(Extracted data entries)
* * *

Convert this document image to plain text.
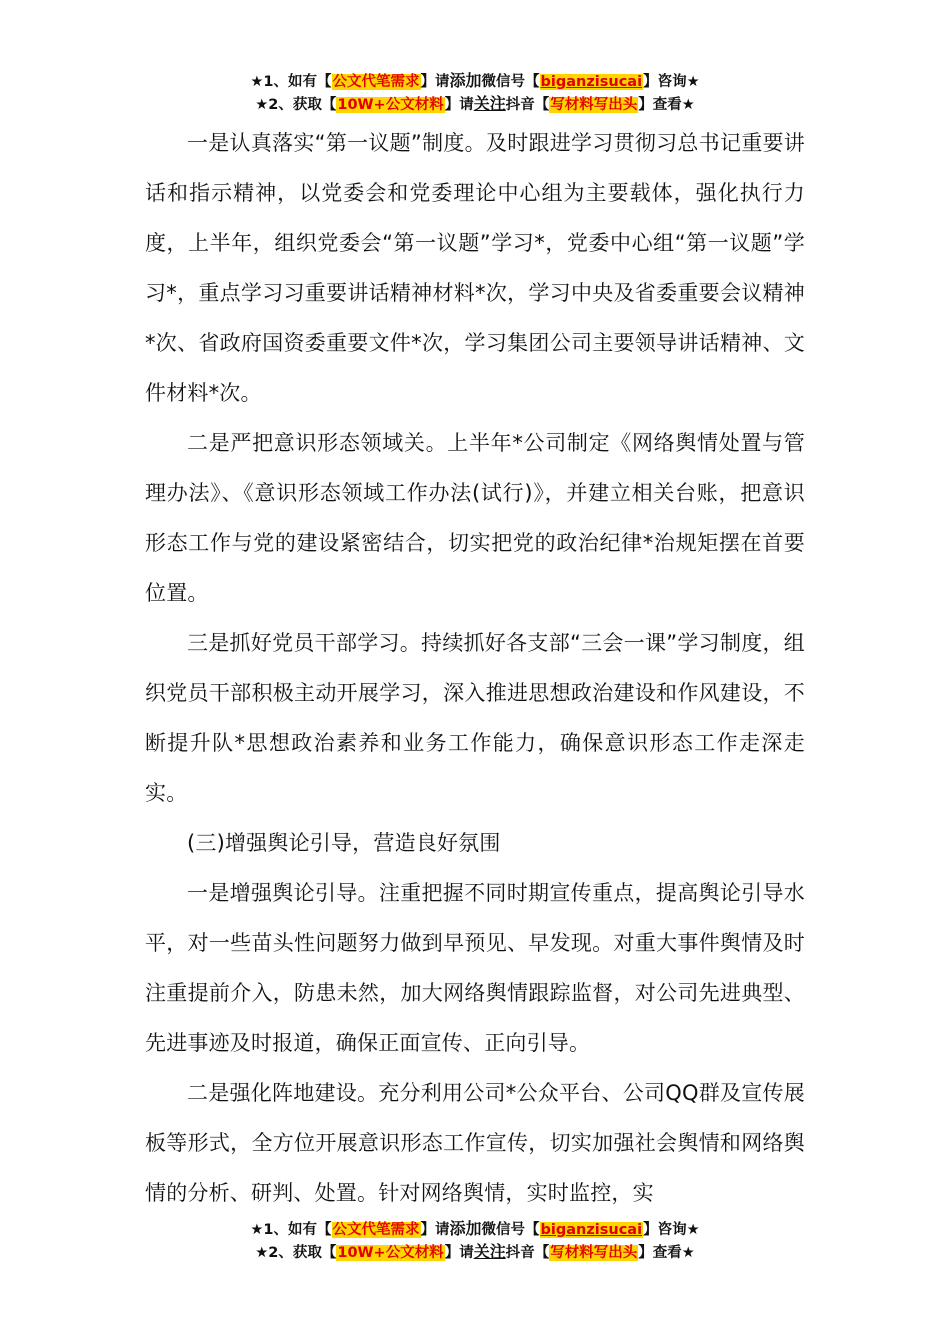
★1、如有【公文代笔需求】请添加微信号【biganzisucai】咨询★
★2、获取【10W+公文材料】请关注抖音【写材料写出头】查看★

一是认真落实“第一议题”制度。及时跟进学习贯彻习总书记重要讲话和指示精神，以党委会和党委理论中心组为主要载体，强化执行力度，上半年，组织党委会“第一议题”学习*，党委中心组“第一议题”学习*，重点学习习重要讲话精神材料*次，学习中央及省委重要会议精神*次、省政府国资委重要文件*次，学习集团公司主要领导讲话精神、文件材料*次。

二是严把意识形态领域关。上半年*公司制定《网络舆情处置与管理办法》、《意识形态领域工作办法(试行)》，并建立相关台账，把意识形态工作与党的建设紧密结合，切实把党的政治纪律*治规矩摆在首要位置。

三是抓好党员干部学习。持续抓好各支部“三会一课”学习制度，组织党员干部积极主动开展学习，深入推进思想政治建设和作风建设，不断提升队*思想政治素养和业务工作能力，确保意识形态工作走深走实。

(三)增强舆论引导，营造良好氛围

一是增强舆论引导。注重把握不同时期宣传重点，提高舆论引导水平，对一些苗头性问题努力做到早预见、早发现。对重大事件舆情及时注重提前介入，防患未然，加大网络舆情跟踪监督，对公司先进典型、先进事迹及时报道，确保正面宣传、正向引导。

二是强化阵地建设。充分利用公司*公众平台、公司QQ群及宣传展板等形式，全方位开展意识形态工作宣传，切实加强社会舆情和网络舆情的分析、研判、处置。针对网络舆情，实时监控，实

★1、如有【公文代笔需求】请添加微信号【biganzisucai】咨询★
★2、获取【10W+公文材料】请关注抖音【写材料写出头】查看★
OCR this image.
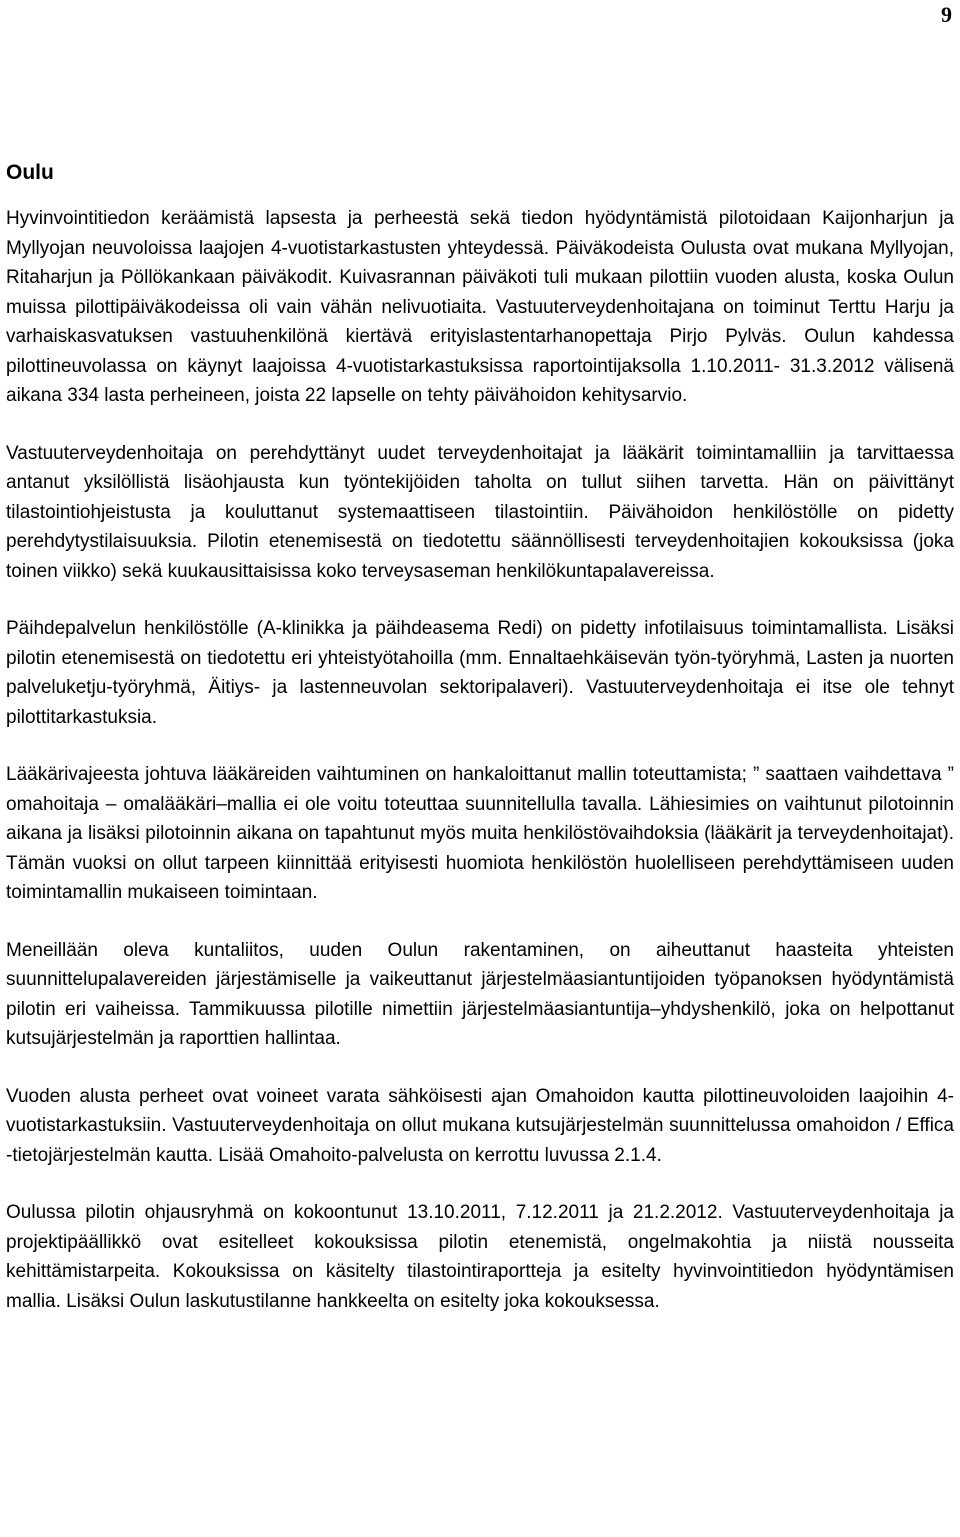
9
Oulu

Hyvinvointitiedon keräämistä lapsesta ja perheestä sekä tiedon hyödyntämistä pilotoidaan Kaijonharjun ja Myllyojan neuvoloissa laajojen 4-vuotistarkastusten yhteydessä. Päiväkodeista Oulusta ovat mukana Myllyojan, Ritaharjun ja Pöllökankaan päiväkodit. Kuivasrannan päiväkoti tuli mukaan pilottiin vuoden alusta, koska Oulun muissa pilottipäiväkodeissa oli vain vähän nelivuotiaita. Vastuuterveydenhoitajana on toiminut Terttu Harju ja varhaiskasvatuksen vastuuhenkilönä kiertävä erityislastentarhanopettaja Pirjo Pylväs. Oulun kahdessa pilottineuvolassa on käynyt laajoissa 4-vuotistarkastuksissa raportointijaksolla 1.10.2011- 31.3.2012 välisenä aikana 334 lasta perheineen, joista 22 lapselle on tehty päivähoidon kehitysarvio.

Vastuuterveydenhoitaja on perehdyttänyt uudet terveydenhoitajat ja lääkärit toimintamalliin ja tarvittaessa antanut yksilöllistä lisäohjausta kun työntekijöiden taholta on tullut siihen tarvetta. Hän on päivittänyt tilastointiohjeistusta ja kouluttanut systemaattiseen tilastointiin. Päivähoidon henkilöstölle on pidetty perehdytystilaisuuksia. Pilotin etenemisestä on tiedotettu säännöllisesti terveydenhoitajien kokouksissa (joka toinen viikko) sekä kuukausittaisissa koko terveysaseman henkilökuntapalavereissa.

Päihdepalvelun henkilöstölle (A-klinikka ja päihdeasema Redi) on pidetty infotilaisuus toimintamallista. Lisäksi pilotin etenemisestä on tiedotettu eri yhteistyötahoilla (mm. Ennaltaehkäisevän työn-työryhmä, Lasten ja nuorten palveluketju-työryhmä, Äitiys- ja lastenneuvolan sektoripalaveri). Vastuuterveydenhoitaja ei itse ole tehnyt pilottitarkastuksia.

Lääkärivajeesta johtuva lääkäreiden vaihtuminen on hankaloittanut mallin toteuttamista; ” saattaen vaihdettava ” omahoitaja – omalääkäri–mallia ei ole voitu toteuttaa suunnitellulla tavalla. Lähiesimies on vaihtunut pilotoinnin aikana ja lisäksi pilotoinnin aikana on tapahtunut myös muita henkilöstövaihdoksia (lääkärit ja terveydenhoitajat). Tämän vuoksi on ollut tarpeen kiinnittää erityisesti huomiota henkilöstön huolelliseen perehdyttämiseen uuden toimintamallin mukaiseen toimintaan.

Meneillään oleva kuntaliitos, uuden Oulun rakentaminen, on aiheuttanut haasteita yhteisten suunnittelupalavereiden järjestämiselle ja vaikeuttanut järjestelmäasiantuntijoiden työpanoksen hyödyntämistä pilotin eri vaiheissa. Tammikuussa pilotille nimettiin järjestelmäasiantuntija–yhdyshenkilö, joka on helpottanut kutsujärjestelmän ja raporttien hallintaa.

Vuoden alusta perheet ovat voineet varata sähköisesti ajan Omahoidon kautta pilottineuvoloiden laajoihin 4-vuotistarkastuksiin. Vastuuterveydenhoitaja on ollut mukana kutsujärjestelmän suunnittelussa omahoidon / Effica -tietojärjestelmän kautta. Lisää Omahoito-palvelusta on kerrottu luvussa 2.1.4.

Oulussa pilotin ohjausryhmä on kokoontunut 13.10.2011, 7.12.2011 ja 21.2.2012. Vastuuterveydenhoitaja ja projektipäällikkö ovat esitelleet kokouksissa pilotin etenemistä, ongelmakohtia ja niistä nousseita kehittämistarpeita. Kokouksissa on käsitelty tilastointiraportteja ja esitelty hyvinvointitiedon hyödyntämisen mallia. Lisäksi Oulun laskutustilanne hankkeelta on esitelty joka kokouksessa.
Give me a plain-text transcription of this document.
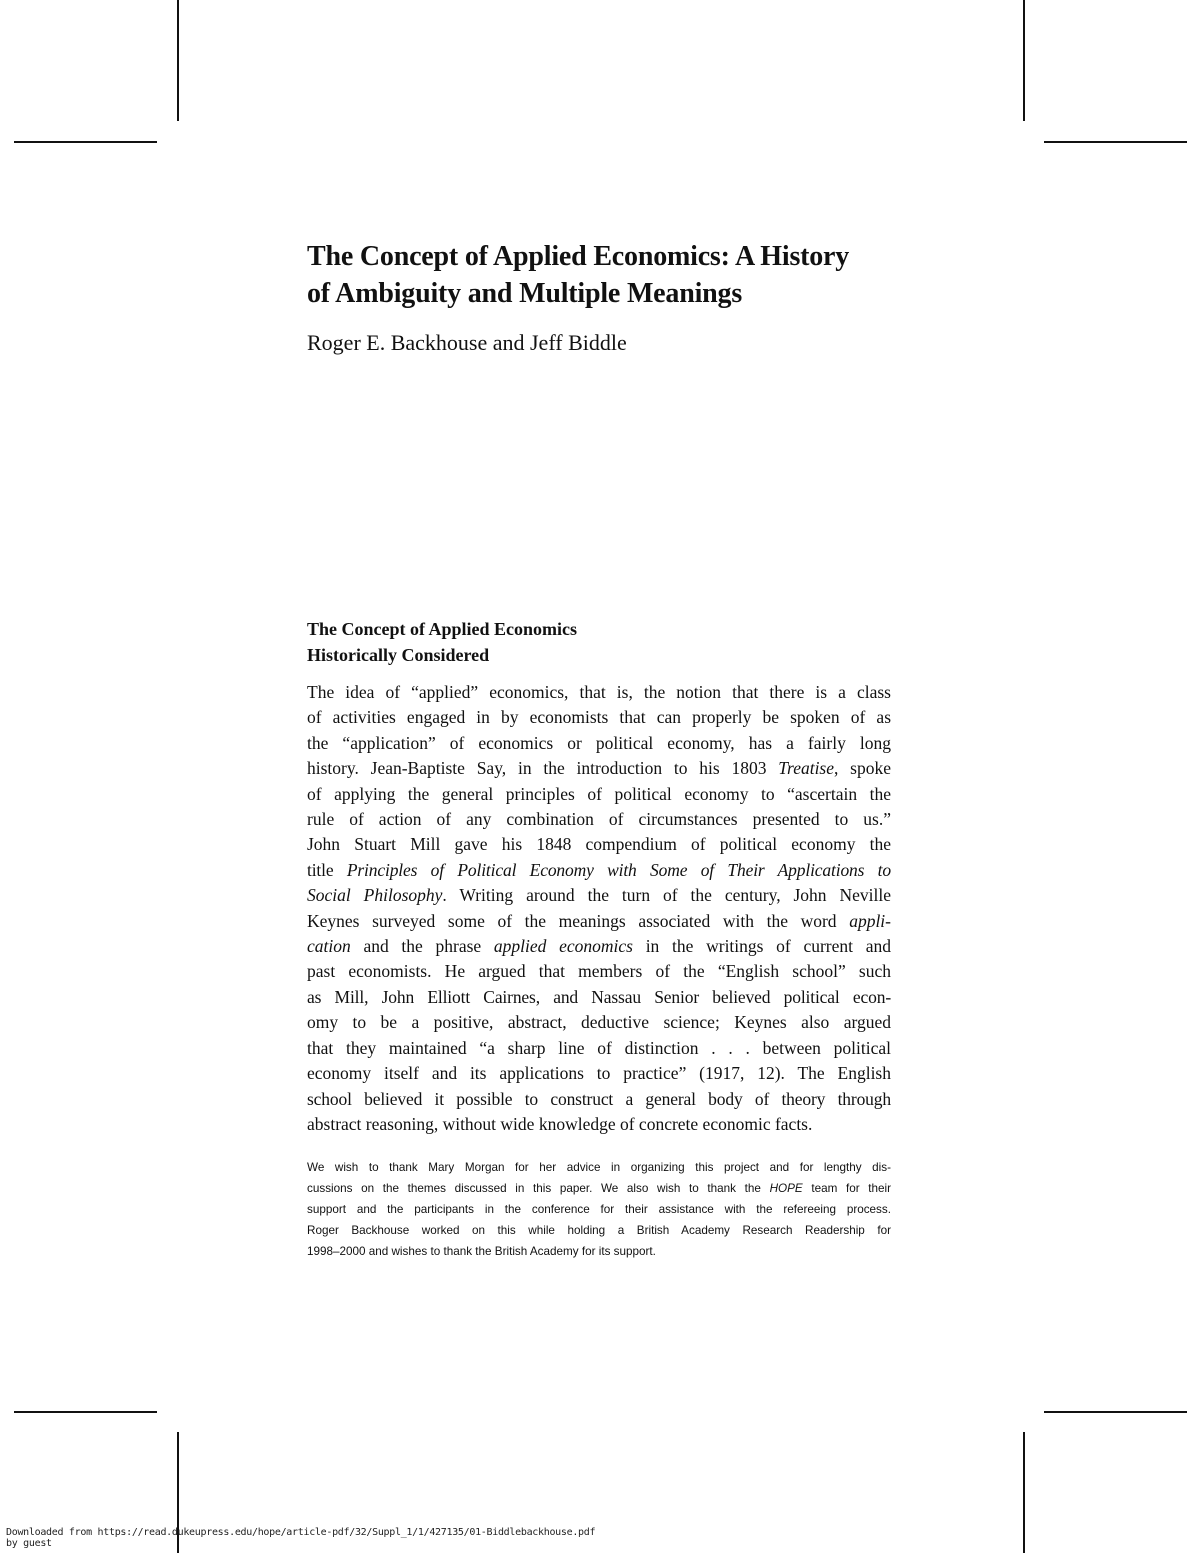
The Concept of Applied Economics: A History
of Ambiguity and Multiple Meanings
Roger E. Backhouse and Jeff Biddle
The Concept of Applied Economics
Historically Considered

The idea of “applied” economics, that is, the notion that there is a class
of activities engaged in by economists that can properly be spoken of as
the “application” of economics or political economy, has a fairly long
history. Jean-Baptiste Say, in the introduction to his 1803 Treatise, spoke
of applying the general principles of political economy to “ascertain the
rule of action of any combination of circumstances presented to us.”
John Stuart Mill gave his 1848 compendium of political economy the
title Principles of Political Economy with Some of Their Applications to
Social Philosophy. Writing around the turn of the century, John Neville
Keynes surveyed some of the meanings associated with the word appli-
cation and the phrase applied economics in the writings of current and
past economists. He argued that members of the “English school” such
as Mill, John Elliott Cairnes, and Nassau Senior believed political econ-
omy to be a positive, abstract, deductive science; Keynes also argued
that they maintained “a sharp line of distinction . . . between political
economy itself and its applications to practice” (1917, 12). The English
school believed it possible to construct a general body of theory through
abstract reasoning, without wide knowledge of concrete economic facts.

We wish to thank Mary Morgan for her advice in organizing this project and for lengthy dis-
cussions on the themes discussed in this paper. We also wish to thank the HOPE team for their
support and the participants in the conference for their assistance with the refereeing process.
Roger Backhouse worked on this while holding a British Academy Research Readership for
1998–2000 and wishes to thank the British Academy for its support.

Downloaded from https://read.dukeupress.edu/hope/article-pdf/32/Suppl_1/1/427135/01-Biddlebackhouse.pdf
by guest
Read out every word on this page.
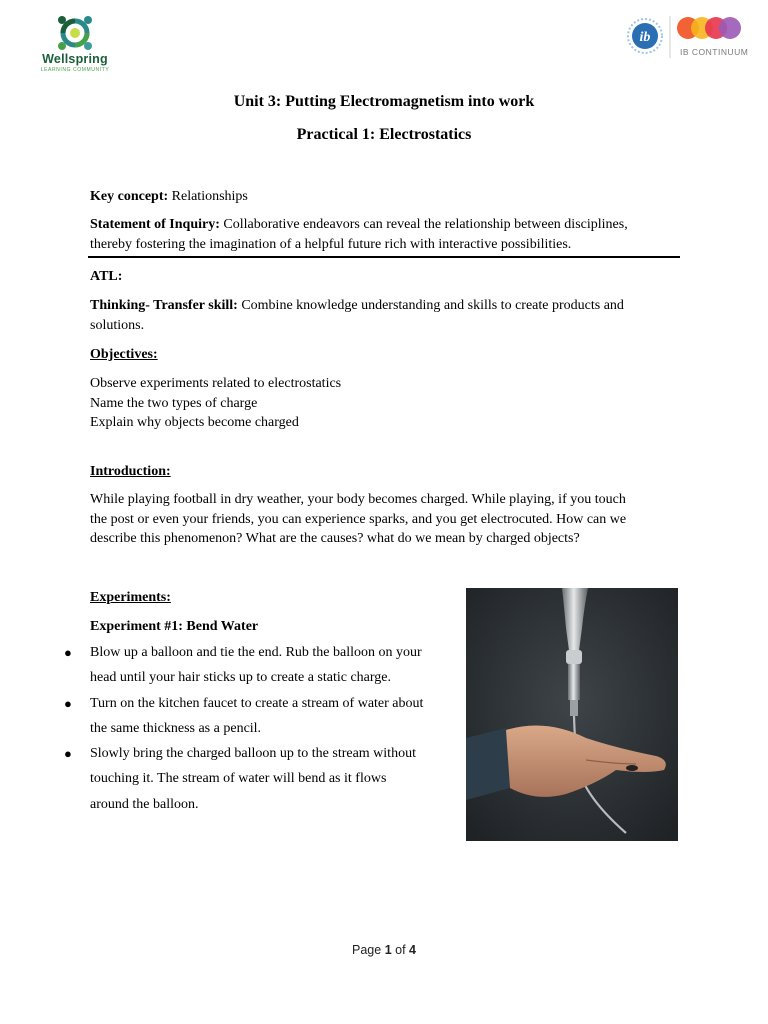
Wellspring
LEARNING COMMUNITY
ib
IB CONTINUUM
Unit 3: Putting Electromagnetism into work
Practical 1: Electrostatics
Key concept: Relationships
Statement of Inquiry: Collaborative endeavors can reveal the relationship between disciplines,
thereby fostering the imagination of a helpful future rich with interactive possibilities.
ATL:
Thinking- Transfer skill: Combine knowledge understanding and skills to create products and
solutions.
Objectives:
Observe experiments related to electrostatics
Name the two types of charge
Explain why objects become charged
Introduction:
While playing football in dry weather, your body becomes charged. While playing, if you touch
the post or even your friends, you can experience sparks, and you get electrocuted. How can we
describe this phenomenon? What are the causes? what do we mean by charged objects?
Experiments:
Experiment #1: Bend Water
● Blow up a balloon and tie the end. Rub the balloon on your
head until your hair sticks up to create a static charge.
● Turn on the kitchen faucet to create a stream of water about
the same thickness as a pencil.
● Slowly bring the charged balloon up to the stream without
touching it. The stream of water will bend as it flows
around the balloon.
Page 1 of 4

* * *

### Given request
Extract from the material all lines containing the string "Mill".

### Answer for the task
John Stuart Mill gave his 1848 compendium of political economy the
as Mill, John Elliott Cairnes, and Nassau Senior believed political econ-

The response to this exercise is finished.